§ **TASK GOAL**
Return all lines from the listing below in which "bottom" appears.
== Segment start ==
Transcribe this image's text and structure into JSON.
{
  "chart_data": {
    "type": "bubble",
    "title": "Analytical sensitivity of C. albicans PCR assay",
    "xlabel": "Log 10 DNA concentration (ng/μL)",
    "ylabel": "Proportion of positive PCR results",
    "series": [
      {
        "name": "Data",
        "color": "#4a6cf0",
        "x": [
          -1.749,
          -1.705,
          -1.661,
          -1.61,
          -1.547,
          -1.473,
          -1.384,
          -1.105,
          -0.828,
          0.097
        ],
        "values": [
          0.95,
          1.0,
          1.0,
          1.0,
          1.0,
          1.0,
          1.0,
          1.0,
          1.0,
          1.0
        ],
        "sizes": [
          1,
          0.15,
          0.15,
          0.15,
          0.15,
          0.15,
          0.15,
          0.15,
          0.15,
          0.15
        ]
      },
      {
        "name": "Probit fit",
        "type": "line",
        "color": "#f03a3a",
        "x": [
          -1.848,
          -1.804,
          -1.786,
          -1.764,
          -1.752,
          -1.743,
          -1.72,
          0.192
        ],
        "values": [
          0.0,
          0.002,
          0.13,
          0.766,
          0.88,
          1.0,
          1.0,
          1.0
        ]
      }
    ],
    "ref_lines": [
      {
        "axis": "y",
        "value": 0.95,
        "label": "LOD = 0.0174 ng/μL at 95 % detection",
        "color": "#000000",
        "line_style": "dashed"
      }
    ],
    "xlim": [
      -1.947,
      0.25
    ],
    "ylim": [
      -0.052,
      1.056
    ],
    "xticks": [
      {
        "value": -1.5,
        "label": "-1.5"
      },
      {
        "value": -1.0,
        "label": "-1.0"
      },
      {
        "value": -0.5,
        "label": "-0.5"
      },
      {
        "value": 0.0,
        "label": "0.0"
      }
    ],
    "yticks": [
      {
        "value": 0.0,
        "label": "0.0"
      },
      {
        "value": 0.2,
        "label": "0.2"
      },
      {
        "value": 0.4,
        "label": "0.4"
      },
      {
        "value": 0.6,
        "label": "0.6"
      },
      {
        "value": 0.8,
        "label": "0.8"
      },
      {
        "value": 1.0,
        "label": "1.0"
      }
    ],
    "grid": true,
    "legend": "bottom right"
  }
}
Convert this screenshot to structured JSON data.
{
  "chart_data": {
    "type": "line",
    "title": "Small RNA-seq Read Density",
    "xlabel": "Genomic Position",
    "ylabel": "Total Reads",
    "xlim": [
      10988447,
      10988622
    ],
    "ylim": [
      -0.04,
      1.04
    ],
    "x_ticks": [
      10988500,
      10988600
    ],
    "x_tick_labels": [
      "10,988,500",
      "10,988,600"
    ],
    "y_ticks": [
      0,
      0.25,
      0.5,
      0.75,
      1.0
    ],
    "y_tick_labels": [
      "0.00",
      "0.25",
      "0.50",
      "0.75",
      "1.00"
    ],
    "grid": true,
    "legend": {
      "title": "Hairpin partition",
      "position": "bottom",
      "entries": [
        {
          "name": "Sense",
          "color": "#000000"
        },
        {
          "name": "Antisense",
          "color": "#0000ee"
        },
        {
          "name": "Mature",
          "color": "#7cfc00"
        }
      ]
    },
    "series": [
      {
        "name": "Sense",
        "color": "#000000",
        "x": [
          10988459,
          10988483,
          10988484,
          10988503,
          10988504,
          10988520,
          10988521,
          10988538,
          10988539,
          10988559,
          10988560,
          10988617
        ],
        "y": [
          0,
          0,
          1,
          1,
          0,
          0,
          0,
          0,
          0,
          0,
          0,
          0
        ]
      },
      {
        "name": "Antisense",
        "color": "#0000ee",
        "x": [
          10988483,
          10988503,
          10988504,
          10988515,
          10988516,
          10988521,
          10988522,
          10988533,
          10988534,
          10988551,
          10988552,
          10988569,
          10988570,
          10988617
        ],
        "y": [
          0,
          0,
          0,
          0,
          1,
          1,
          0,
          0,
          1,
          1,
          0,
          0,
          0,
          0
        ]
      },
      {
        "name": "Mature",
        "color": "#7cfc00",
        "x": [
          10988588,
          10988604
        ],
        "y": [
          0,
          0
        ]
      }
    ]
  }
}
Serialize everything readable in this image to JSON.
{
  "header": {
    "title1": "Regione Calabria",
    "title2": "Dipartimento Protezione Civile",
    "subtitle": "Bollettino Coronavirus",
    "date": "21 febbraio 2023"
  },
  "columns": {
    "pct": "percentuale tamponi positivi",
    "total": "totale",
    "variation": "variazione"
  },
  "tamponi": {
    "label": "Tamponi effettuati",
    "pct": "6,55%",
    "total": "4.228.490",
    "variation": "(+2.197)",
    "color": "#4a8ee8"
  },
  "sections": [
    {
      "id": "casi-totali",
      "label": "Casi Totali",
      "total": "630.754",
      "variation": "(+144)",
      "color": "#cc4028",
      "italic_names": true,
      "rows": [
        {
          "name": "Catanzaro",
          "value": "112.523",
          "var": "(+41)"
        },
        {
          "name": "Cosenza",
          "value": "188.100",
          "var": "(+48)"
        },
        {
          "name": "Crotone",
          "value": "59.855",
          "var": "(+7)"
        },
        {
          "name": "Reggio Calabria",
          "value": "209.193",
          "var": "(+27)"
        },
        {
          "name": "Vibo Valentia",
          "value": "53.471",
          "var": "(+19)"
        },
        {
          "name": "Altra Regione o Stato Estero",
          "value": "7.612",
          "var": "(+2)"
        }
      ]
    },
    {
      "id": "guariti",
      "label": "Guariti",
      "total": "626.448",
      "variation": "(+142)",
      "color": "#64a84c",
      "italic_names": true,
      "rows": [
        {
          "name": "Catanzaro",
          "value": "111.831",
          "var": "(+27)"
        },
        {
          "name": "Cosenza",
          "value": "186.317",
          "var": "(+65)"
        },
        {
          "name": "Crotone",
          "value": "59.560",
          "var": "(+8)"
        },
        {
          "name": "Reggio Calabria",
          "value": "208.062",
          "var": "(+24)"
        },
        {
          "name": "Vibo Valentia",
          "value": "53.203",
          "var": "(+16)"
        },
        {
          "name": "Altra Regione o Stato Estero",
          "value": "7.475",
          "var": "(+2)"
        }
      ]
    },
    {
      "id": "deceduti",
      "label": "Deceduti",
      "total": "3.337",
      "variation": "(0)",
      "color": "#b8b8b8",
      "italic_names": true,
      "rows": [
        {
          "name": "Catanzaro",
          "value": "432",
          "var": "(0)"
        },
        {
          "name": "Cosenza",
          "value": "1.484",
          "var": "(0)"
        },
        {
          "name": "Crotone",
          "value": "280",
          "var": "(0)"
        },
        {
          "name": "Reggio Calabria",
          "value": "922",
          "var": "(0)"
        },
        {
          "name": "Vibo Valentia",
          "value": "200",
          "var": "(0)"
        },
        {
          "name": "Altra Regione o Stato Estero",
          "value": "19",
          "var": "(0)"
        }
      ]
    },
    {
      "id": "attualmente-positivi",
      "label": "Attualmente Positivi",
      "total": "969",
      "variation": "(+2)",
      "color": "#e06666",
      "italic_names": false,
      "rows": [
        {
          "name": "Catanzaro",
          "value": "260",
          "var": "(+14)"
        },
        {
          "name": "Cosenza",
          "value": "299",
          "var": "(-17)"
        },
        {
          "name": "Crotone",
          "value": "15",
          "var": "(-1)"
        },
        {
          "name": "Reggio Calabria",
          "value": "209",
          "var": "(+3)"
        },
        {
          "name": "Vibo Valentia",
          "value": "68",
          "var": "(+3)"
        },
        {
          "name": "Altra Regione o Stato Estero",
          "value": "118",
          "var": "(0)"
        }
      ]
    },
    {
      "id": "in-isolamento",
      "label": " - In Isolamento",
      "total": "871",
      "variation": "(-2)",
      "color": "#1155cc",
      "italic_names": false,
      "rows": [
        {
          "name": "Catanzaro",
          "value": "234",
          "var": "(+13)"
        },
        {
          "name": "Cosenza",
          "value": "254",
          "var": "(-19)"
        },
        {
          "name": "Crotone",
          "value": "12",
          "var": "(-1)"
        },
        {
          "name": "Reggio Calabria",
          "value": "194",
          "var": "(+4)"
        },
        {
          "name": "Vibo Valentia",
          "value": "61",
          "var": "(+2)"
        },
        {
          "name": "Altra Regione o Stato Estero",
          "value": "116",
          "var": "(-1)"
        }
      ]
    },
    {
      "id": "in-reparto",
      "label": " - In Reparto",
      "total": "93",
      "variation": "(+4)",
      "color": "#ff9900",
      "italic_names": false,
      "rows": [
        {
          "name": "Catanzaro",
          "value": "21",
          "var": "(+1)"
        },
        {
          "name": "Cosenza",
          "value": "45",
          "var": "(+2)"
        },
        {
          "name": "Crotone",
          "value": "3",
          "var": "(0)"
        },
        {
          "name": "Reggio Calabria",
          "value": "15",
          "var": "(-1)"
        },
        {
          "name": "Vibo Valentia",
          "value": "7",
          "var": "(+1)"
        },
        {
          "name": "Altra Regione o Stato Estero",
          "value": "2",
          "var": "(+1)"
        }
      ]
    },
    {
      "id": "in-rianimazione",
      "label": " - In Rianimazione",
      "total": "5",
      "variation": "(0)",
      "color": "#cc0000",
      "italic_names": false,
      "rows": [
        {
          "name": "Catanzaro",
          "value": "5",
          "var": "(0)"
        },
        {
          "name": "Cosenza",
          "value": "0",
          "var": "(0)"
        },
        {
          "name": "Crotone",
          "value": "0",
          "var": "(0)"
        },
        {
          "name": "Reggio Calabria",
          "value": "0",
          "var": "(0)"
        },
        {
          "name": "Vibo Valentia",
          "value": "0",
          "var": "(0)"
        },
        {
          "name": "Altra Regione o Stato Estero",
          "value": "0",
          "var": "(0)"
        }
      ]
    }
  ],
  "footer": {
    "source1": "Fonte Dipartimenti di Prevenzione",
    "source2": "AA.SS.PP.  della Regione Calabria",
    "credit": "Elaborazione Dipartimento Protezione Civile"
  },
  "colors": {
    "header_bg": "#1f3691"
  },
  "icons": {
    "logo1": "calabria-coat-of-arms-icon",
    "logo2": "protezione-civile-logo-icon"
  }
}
== Segment end ==
§ **RESULT BELOW**
    "legend": "bottom right"
      "position": "bottom",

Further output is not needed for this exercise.